(Data entries)
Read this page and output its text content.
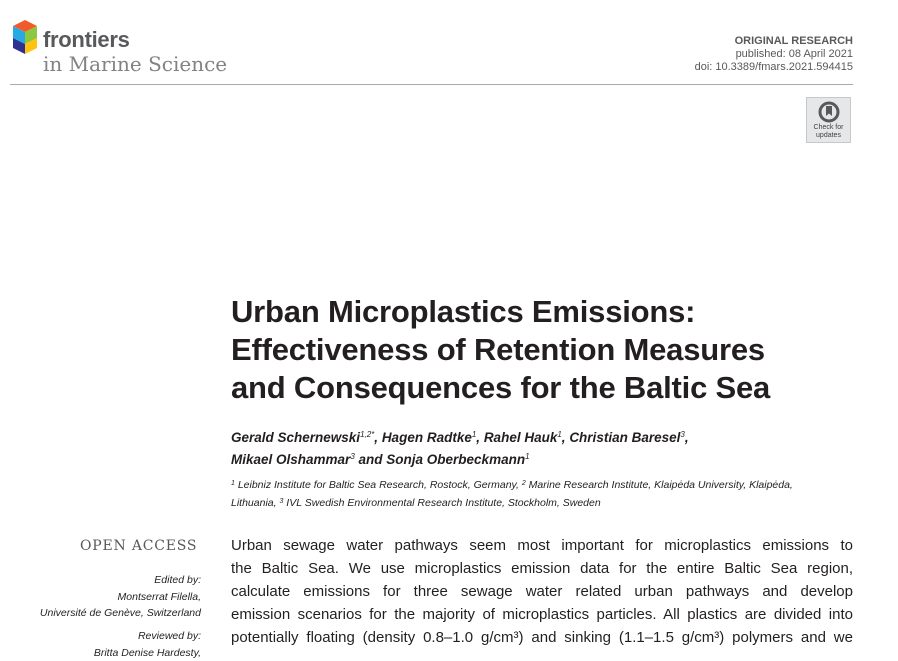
frontiers
in Marine Science
ORIGINAL RESEARCH
published: 08 April 2021
doi: 10.3389/fmars.2021.594415
Check for
updates
Urban Microplastics Emissions:
Effectiveness of Retention Measures
and Consequences for the Baltic Sea
Gerald Schernewski$^{1,2*}$, Hagen Radtke$^1$, Rahel Hauk$^1$, Christian Baresel$^3$,
Mikael Olshammar$^3$ and Sonja Oberbeckmann$^1$
$^1$ Leibniz Institute for Baltic Sea Research, Rostock, Germany, $^2$ Marine Research Institute, Klaipėda University, Klaipėda,
Lithuania, $^3$ IVL Swedish Environmental Research Institute, Stockholm, Sweden
OPEN ACCESS
Edited by:
Montserrat Filella,
Université de Genève, Switzerland
Reviewed by:
Britta Denise Hardesty,
Urban sewage water pathways seem most important for microplastics emissions to
the Baltic Sea. We use microplastics emission data for the entire Baltic Sea region,
calculate emissions for three sewage water related urban pathways and develop
emission scenarios for the majority of microplastics particles. All plastics are divided into
potentially floating (density 0.8–1.0 g/cm³) and sinking (1.1–1.5 g/cm³) polymers and we
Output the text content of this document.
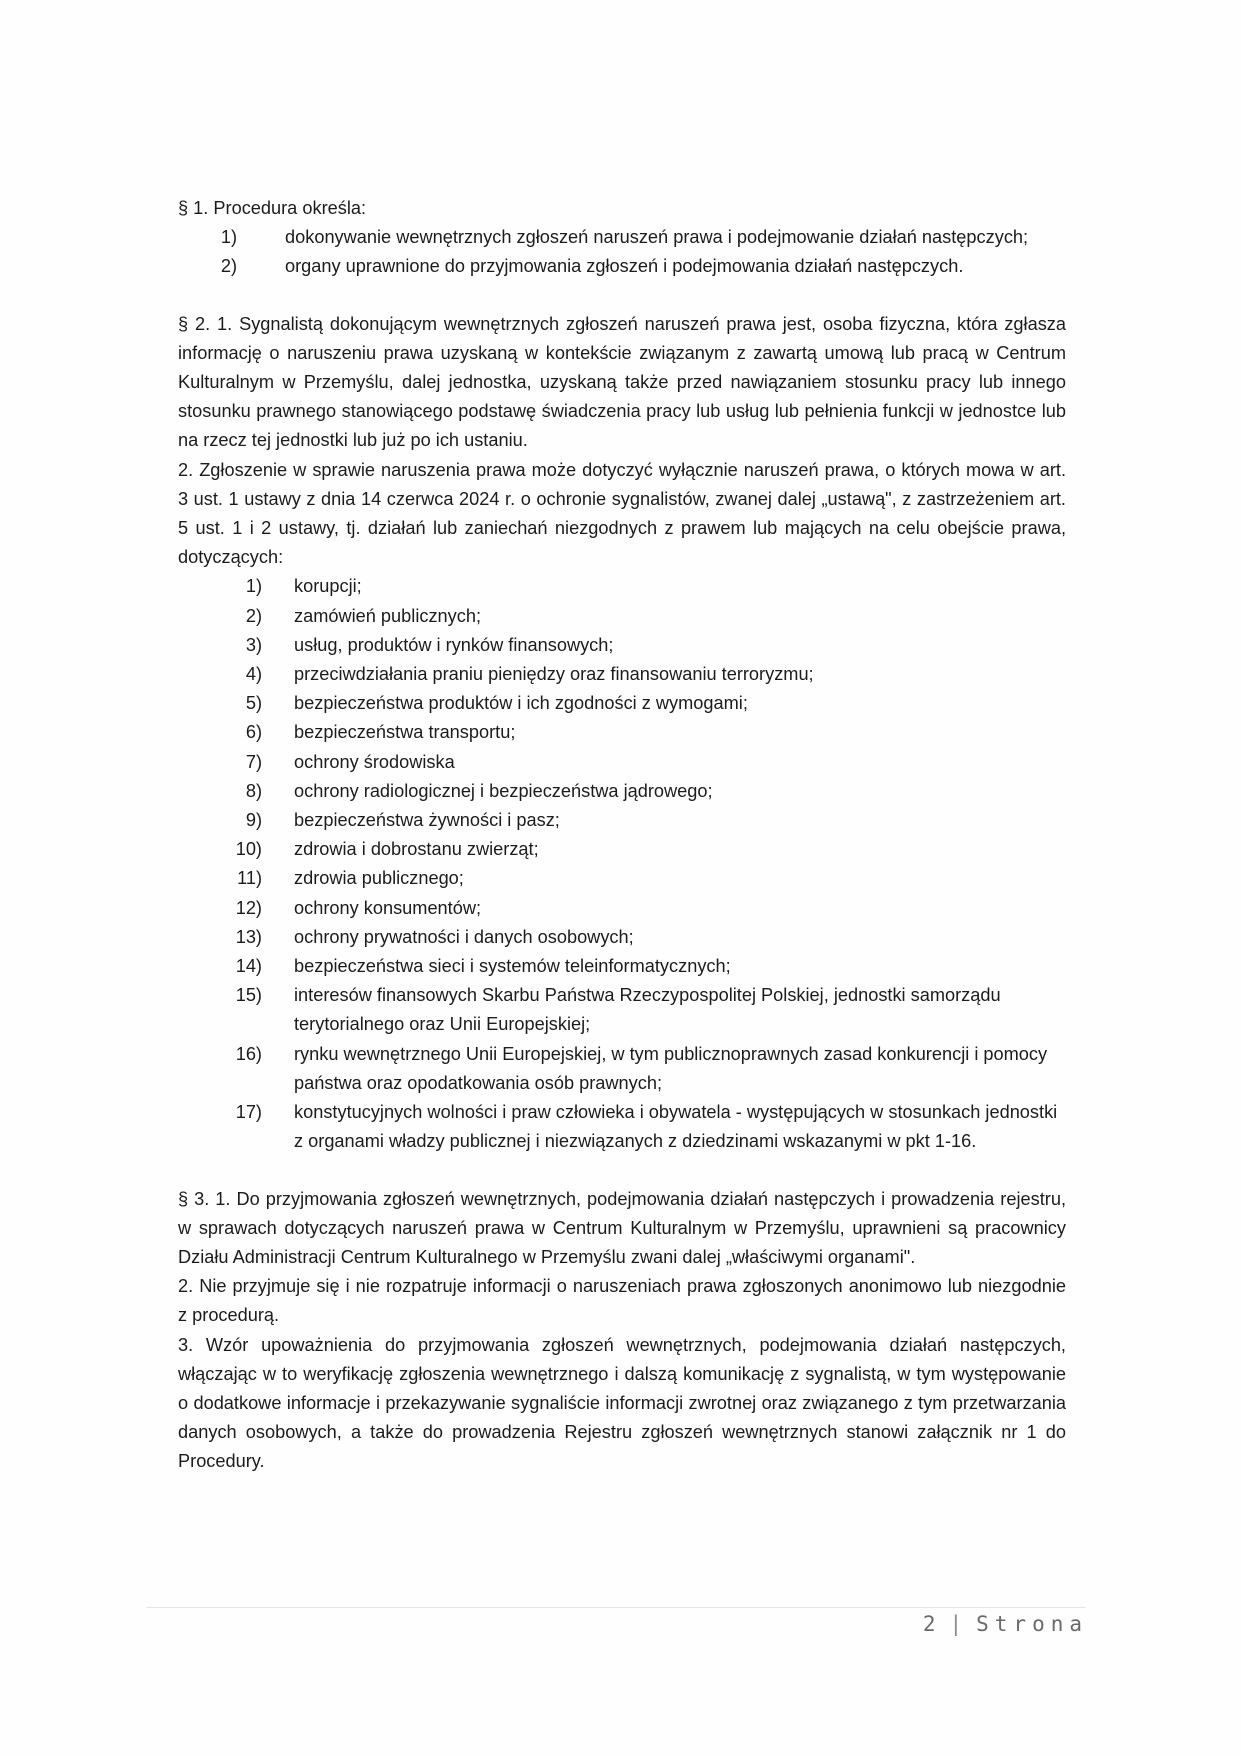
§ 1. Procedura określa:

1)	dokonywanie wewnętrznych zgłoszeń naruszeń prawa i podejmowanie działań następczych;
2)	organy uprawnione do przyjmowania zgłoszeń i podejmowania działań następczych.

§ 2. 1. Sygnalistą dokonującym wewnętrznych zgłoszeń naruszeń prawa jest, osoba fizyczna, która zgłasza informację o naruszeniu prawa uzyskaną w kontekście związanym z zawartą umową lub pracą w Centrum Kulturalnym w Przemyślu, dalej jednostka, uzyskaną także przed nawiązaniem stosunku pracy lub innego stosunku prawnego stanowiącego podstawę świadczenia pracy lub usług lub pełnienia funkcji w jednostce lub na rzecz tej jednostki lub już po ich ustaniu.

2. Zgłoszenie w sprawie naruszenia prawa może dotyczyć wyłącznie naruszeń prawa, o których mowa w art. 3 ust. 1 ustawy z dnia 14 czerwca 2024 r. o ochronie sygnalistów, zwanej dalej „ustawą", z zastrzeżeniem art. 5 ust. 1 i 2 ustawy, tj. działań lub zaniechań niezgodnych z prawem lub mających na celu obejście prawa, dotyczących:

1)	korupcji;
2)	zamówień publicznych;
3)	usług, produktów i rynków finansowych;
4)	przeciwdziałania praniu pieniędzy oraz finansowaniu terroryzmu;
5)	bezpieczeństwa produktów i ich zgodności z wymogami;
6)	bezpieczeństwa transportu;
7)	ochrony środowiska
8)	ochrony radiologicznej i bezpieczeństwa jądrowego;
9)	bezpieczeństwa żywności i pasz;
10)	zdrowia i dobrostanu zwierząt;
11)	zdrowia publicznego;
12)	ochrony konsumentów;
13)	ochrony prywatności i danych osobowych;
14)	bezpieczeństwa sieci i systemów teleinformatycznych;
15)	interesów finansowych Skarbu Państwa Rzeczypospolitej Polskiej, jednostki samorządu terytorialnego oraz Unii Europejskiej;
16)	rynku wewnętrznego Unii Europejskiej, w tym publicznoprawnych zasad konkurencji i pomocy państwa oraz opodatkowania osób prawnych;
17)	konstytucyjnych wolności i praw człowieka i obywatela - występujących w stosunkach jednostki z organami władzy publicznej i niezwiązanych z dziedzinami wskazanymi w pkt 1-16.

§ 3. 1. Do przyjmowania zgłoszeń wewnętrznych, podejmowania działań następczych i prowadzenia rejestru, w sprawach dotyczących naruszeń prawa w Centrum Kulturalnym w Przemyślu, uprawnieni są pracownicy Działu Administracji Centrum Kulturalnego w Przemyślu zwani dalej „właściwymi organami".

2. Nie przyjmuje się i nie rozpatruje informacji o naruszeniach prawa zgłoszonych anonimowo lub niezgodnie z procedurą.

3. Wzór upoważnienia do przyjmowania zgłoszeń wewnętrznych, podejmowania działań następczych, włączając w to weryfikację zgłoszenia wewnętrznego i dalszą komunikację z sygnalistą, w tym występowanie o dodatkowe informacje i przekazywanie sygnaliście informacji zwrotnej oraz związanego z tym przetwarzania danych osobowych, a także do prowadzenia Rejestru zgłoszeń wewnętrznych stanowi załącznik nr 1 do Procedury.

2 | Strona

> EXERCISE DETAILS: The records above must be printed exactly; the pictures stay out.

> COMPLETED EXERCISE:
Read this page and output its text content.
frontiers
in Marine Science
ORIGINAL RESEARCH
published: 08 April 2021
doi: 10.3389/fmars.2021.594415
Check for
updates
Urban Microplastics Emissions:
Effectiveness of Retention Measures
and Consequences for the Baltic Sea
Gerald Schernewski$^{1,2*}$, Hagen Radtke$^1$, Rahel Hauk$^1$, Christian Baresel$^3$,
Mikael Olshammar$^3$ and Sonja Oberbeckmann$^1$
$^1$ Leibniz Institute for Baltic Sea Research, Rostock, Germany, $^2$ Marine Research Institute, Klaipėda University, Klaipėda,
Lithuania, $^3$ IVL Swedish Environmental Research Institute, Stockholm, Sweden
OPEN ACCESS
Edited by:
Montserrat Filella,
Université de Genève, Switzerland
Reviewed by:
Britta Denise Hardesty,
Urban sewage water pathways seem most important for microplastics emissions to
the Baltic Sea. We use microplastics emission data for the entire Baltic Sea region,
calculate emissions for three sewage water related urban pathways and develop
emission scenarios for the majority of microplastics particles. All plastics are divided into
potentially floating (density 0.8–1.0 g/cm³) and sinking (1.1–1.5 g/cm³) polymers and we
Output the text content of this document.
§ 1. Procedura określa:

1)	dokonywanie wewnętrznych zgłoszeń naruszeń prawa i podejmowanie działań następczych;
2)	organy uprawnione do przyjmowania zgłoszeń i podejmowania działań następczych.

§ 2. 1. Sygnalistą dokonującym wewnętrznych zgłoszeń naruszeń prawa jest, osoba fizyczna, która zgłasza informację o naruszeniu prawa uzyskaną w kontekście związanym z zawartą umową lub pracą w Centrum Kulturalnym w Przemyślu, dalej jednostka, uzyskaną także przed nawiązaniem stosunku pracy lub innego stosunku prawnego stanowiącego podstawę świadczenia pracy lub usług lub pełnienia funkcji w jednostce lub na rzecz tej jednostki lub już po ich ustaniu.

2. Zgłoszenie w sprawie naruszenia prawa może dotyczyć wyłącznie naruszeń prawa, o których mowa w art. 3 ust. 1 ustawy z dnia 14 czerwca 2024 r. o ochronie sygnalistów, zwanej dalej „ustawą", z zastrzeżeniem art. 5 ust. 1 i 2 ustawy, tj. działań lub zaniechań niezgodnych z prawem lub mających na celu obejście prawa, dotyczących:

1)	korupcji;
2)	zamówień publicznych;
3)	usług, produktów i rynków finansowych;
4)	przeciwdziałania praniu pieniędzy oraz finansowaniu terroryzmu;
5)	bezpieczeństwa produktów i ich zgodności z wymogami;
6)	bezpieczeństwa transportu;
7)	ochrony środowiska
8)	ochrony radiologicznej i bezpieczeństwa jądrowego;
9)	bezpieczeństwa żywności i pasz;
10)	zdrowia i dobrostanu zwierząt;
11)	zdrowia publicznego;
12)	ochrony konsumentów;
13)	ochrony prywatności i danych osobowych;
14)	bezpieczeństwa sieci i systemów teleinformatycznych;
15)	interesów finansowych Skarbu Państwa Rzeczypospolitej Polskiej, jednostki samorządu terytorialnego oraz Unii Europejskiej;
16)	rynku wewnętrznego Unii Europejskiej, w tym publicznoprawnych zasad konkurencji i pomocy państwa oraz opodatkowania osób prawnych;
17)	konstytucyjnych wolności i praw człowieka i obywatela - występujących w stosunkach jednostki z organami władzy publicznej i niezwiązanych z dziedzinami wskazanymi w pkt 1-16.

§ 3. 1. Do przyjmowania zgłoszeń wewnętrznych, podejmowania działań następczych i prowadzenia rejestru, w sprawach dotyczących naruszeń prawa w Centrum Kulturalnym w Przemyślu, uprawnieni są pracownicy Działu Administracji Centrum Kulturalnego w Przemyślu zwani dalej „właściwymi organami".

2. Nie przyjmuje się i nie rozpatruje informacji o naruszeniach prawa zgłoszonych anonimowo lub niezgodnie z procedurą.

3. Wzór upoważnienia do przyjmowania zgłoszeń wewnętrznych, podejmowania działań następczych, włączając w to weryfikację zgłoszenia wewnętrznego i dalszą komunikację z sygnalistą, w tym występowanie o dodatkowe informacje i przekazywanie sygnaliście informacji zwrotnej oraz związanego z tym przetwarzania danych osobowych, a także do prowadzenia Rejestru zgłoszeń wewnętrznych stanowi załącznik nr 1 do Procedury.

2 | Strona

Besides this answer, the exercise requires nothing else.